● **Dataset records**:
☆ ☆ ☆ ☆ ☆ ☆ ☆

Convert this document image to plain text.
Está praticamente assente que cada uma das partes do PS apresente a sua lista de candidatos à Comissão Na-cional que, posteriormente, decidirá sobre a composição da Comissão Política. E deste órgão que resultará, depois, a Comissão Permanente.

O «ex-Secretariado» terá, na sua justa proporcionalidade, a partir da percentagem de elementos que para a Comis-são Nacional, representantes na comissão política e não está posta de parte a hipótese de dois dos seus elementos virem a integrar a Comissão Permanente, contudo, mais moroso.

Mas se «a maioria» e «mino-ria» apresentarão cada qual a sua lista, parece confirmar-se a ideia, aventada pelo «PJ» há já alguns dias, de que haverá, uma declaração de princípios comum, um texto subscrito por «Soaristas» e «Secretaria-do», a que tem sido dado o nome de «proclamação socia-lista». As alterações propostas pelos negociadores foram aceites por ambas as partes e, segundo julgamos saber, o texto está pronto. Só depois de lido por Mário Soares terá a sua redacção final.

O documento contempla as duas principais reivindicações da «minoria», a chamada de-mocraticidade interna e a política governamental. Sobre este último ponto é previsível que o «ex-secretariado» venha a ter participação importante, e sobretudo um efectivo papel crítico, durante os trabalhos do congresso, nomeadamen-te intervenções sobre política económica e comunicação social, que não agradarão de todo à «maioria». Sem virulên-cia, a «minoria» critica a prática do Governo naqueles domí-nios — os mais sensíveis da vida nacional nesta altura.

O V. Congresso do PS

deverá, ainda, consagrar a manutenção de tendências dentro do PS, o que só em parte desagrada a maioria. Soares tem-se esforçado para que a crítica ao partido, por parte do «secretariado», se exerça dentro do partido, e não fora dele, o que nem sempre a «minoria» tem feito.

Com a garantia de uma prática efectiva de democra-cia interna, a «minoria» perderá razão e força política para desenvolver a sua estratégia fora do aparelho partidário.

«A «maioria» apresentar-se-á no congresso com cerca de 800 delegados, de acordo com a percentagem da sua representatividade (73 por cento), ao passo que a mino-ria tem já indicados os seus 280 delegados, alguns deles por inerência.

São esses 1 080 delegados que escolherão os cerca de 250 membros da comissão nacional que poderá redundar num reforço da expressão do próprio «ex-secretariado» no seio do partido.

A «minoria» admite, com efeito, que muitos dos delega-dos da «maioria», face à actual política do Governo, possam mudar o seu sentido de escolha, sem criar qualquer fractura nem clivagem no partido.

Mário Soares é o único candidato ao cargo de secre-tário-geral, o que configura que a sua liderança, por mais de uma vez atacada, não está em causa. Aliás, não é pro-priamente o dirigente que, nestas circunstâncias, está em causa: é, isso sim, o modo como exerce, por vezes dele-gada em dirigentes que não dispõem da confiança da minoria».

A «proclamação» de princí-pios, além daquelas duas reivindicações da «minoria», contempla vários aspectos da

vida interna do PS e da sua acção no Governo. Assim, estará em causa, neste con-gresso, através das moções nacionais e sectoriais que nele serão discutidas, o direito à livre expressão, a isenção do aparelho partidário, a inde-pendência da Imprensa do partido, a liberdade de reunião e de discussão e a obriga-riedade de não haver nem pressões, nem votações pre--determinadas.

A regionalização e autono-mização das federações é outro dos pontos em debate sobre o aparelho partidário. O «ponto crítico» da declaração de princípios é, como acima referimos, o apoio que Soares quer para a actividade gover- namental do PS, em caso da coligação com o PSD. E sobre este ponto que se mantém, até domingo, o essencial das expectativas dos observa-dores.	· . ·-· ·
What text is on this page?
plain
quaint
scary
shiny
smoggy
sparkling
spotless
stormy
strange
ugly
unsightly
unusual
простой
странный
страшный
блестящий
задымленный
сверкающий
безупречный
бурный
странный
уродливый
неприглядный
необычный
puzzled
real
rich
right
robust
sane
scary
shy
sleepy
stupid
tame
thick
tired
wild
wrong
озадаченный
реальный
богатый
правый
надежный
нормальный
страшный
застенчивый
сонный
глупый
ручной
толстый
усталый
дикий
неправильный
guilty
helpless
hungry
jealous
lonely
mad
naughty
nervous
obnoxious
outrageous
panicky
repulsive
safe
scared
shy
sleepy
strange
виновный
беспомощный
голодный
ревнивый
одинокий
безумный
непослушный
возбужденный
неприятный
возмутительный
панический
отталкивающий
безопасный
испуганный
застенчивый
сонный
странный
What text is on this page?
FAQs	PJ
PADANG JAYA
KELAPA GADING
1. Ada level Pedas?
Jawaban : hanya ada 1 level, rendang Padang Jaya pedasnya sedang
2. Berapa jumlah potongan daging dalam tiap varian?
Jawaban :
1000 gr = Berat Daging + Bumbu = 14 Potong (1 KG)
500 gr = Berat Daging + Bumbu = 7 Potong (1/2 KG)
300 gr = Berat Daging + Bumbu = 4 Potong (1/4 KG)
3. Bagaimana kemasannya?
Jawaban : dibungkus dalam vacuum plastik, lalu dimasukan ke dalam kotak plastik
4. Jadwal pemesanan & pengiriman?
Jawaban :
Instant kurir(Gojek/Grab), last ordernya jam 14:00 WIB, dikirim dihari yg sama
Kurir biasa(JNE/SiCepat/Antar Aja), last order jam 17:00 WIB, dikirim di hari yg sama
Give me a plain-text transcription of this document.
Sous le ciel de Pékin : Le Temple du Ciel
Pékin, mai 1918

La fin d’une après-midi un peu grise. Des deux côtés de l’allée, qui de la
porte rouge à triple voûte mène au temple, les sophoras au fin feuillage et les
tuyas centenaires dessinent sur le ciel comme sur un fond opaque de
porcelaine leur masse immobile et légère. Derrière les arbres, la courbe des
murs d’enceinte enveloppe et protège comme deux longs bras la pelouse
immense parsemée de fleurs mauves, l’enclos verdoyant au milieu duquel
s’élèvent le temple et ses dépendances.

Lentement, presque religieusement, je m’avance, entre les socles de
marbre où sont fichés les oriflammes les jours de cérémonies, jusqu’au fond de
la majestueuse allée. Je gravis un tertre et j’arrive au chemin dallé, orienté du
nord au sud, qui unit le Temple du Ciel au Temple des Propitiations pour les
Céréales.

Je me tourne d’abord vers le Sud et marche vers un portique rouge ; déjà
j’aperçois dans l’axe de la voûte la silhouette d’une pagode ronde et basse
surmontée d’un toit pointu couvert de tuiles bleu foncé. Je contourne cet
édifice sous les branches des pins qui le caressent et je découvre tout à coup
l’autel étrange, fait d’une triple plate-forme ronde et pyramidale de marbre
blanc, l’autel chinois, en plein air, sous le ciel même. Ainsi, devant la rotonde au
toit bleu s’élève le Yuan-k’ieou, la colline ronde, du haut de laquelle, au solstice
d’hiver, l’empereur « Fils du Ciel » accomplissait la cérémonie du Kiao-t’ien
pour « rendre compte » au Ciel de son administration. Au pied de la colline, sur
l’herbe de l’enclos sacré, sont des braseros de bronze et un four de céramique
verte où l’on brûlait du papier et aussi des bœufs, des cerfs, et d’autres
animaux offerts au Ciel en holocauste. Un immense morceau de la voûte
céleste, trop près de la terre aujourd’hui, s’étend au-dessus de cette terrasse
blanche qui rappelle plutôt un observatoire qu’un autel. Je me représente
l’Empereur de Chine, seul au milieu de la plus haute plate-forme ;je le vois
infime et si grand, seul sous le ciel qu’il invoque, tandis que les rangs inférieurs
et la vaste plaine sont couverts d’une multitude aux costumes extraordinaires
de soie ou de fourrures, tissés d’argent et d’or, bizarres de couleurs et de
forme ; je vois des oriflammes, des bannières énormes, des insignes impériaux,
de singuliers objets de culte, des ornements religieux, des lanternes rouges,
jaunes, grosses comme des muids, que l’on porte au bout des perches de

☆ ☆ ☆ ☆ ☆ ☆ ☆

● **Problem**: The records above should be duplicated in full, exactly as given.

● **Answer**:
Convert this document image to plain text.
Está praticamente assente que cada uma das partes do PS apresente a sua lista de candidatos à Comissão Na-cional que, posteriormente, decidirá sobre a composição da Comissão Política. E deste órgão que resultará, depois, a Comissão Permanente.

O «ex-Secretariado» terá, na sua justa proporcionalidade, a partir da percentagem de elementos que para a Comis-são Nacional, representantes na comissão política e não está posta de parte a hipótese de dois dos seus elementos virem a integrar a Comissão Permanente, contudo, mais moroso.

Mas se «a maioria» e «mino-ria» apresentarão cada qual a sua lista, parece confirmar-se a ideia, aventada pelo «PJ» há já alguns dias, de que haverá, uma declaração de princípios comum, um texto subscrito por «Soaristas» e «Secretaria-do», a que tem sido dado o nome de «proclamação socia-lista». As alterações propostas pelos negociadores foram aceites por ambas as partes e, segundo julgamos saber, o texto está pronto. Só depois de lido por Mário Soares terá a sua redacção final.

O documento contempla as duas principais reivindicações da «minoria», a chamada de-mocraticidade interna e a política governamental. Sobre este último ponto é previsível que o «ex-secretariado» venha a ter participação importante, e sobretudo um efectivo papel crítico, durante os trabalhos do congresso, nomeadamen-te intervenções sobre política económica e comunicação social, que não agradarão de todo à «maioria». Sem virulên-cia, a «minoria» critica a prática do Governo naqueles domí-nios — os mais sensíveis da vida nacional nesta altura.

O V. Congresso do PS

deverá, ainda, consagrar a manutenção de tendências dentro do PS, o que só em parte desagrada a maioria. Soares tem-se esforçado para que a crítica ao partido, por parte do «secretariado», se exerça dentro do partido, e não fora dele, o que nem sempre a «minoria» tem feito.

Com a garantia de uma prática efectiva de democra-cia interna, a «minoria» perderá razão e força política para desenvolver a sua estratégia fora do aparelho partidário.

«A «maioria» apresentar-se-á no congresso com cerca de 800 delegados, de acordo com a percentagem da sua representatividade (73 por cento), ao passo que a mino-ria tem já indicados os seus 280 delegados, alguns deles por inerência.

São esses 1 080 delegados que escolherão os cerca de 250 membros da comissão nacional que poderá redundar num reforço da expressão do próprio «ex-secretariado» no seio do partido.

A «minoria» admite, com efeito, que muitos dos delega-dos da «maioria», face à actual política do Governo, possam mudar o seu sentido de escolha, sem criar qualquer fractura nem clivagem no partido.

Mário Soares é o único candidato ao cargo de secre-tário-geral, o que configura que a sua liderança, por mais de uma vez atacada, não está em causa. Aliás, não é pro-priamente o dirigente que, nestas circunstâncias, está em causa: é, isso sim, o modo como exerce, por vezes dele-gada em dirigentes que não dispõem da confiança da minoria».

A «proclamação» de princí-pios, além daquelas duas reivindicações da «minoria», contempla vários aspectos da

vida interna do PS e da sua acção no Governo. Assim, estará em causa, neste con-gresso, através das moções nacionais e sectoriais que nele serão discutidas, o direito à livre expressão, a isenção do aparelho partidário, a inde-pendência da Imprensa do partido, a liberdade de reunião e de discussão e a obriga-riedade de não haver nem pressões, nem votações pre--determinadas.

A regionalização e autono-mização das federações é outro dos pontos em debate sobre o aparelho partidário. O «ponto crítico» da declaração de princípios é, como acima referimos, o apoio que Soares quer para a actividade gover- namental do PS, em caso da coligação com o PSD. E sobre este ponto que se mantém, até domingo, o essencial das expectativas dos observa-dores.	· . ·-· ·
What text is on this page?
plain
quaint
scary
shiny
smoggy
sparkling
spotless
stormy
strange
ugly
unsightly
unusual
простой
странный
страшный
блестящий
задымленный
сверкающий
безупречный
бурный
странный
уродливый
неприглядный
необычный
puzzled
real
rich
right
robust
sane
scary
shy
sleepy
stupid
tame
thick
tired
wild
wrong
озадаченный
реальный
богатый
правый
надежный
нормальный
страшный
застенчивый
сонный
глупый
ручной
толстый
усталый
дикий
неправильный
guilty
helpless
hungry
jealous
lonely
mad
naughty
nervous
obnoxious
outrageous
panicky
repulsive
safe
scared
shy
sleepy
strange
виновный
беспомощный
голодный
ревнивый
одинокий
безумный
непослушный
возбужденный
неприятный
возмутительный
панический
отталкивающий
безопасный
испуганный
застенчивый
сонный
странный
What text is on this page?
FAQs	PJ
PADANG JAYA
KELAPA GADING
1. Ada level Pedas?
Jawaban : hanya ada 1 level, rendang Padang Jaya pedasnya sedang
2. Berapa jumlah potongan daging dalam tiap varian?
Jawaban :
1000 gr = Berat Daging + Bumbu = 14 Potong (1 KG)
500 gr = Berat Daging + Bumbu = 7 Potong (1/2 KG)
300 gr = Berat Daging + Bumbu = 4 Potong (1/4 KG)
3. Bagaimana kemasannya?
Jawaban : dibungkus dalam vacuum plastik, lalu dimasukan ke dalam kotak plastik
4. Jadwal pemesanan & pengiriman?
Jawaban :
Instant kurir(Gojek/Grab), last ordernya jam 14:00 WIB, dikirim dihari yg sama
Kurir biasa(JNE/SiCepat/Antar Aja), last order jam 17:00 WIB, dikirim di hari yg sama
Give me a plain-text transcription of this document.
Sous le ciel de Pékin : Le Temple du Ciel
Pékin, mai 1918

La fin d’une après-midi un peu grise. Des deux côtés de l’allée, qui de la
porte rouge à triple voûte mène au temple, les sophoras au fin feuillage et les
tuyas centenaires dessinent sur le ciel comme sur un fond opaque de
porcelaine leur masse immobile et légère. Derrière les arbres, la courbe des
murs d’enceinte enveloppe et protège comme deux longs bras la pelouse
immense parsemée de fleurs mauves, l’enclos verdoyant au milieu duquel
s’élèvent le temple et ses dépendances.

Lentement, presque religieusement, je m’avance, entre les socles de
marbre où sont fichés les oriflammes les jours de cérémonies, jusqu’au fond de
la majestueuse allée. Je gravis un tertre et j’arrive au chemin dallé, orienté du
nord au sud, qui unit le Temple du Ciel au Temple des Propitiations pour les
Céréales.

Je me tourne d’abord vers le Sud et marche vers un portique rouge ; déjà
j’aperçois dans l’axe de la voûte la silhouette d’une pagode ronde et basse
surmontée d’un toit pointu couvert de tuiles bleu foncé. Je contourne cet
édifice sous les branches des pins qui le caressent et je découvre tout à coup
l’autel étrange, fait d’une triple plate-forme ronde et pyramidale de marbre
blanc, l’autel chinois, en plein air, sous le ciel même. Ainsi, devant la rotonde au
toit bleu s’élève le Yuan-k’ieou, la colline ronde, du haut de laquelle, au solstice
d’hiver, l’empereur « Fils du Ciel » accomplissait la cérémonie du Kiao-t’ien
pour « rendre compte » au Ciel de son administration. Au pied de la colline, sur
l’herbe de l’enclos sacré, sont des braseros de bronze et un four de céramique
verte où l’on brûlait du papier et aussi des bœufs, des cerfs, et d’autres
animaux offerts au Ciel en holocauste. Un immense morceau de la voûte
céleste, trop près de la terre aujourd’hui, s’étend au-dessus de cette terrasse
blanche qui rappelle plutôt un observatoire qu’un autel. Je me représente
l’Empereur de Chine, seul au milieu de la plus haute plate-forme ;je le vois
infime et si grand, seul sous le ciel qu’il invoque, tandis que les rangs inférieurs
et la vaste plaine sont couverts d’une multitude aux costumes extraordinaires
de soie ou de fourrures, tissés d’argent et d’or, bizarres de couleurs et de
forme ; je vois des oriflammes, des bannières énormes, des insignes impériaux,
de singuliers objets de culte, des ornements religieux, des lanternes rouges,
jaunes, grosses comme des muids, que l’on porte au bout des perches de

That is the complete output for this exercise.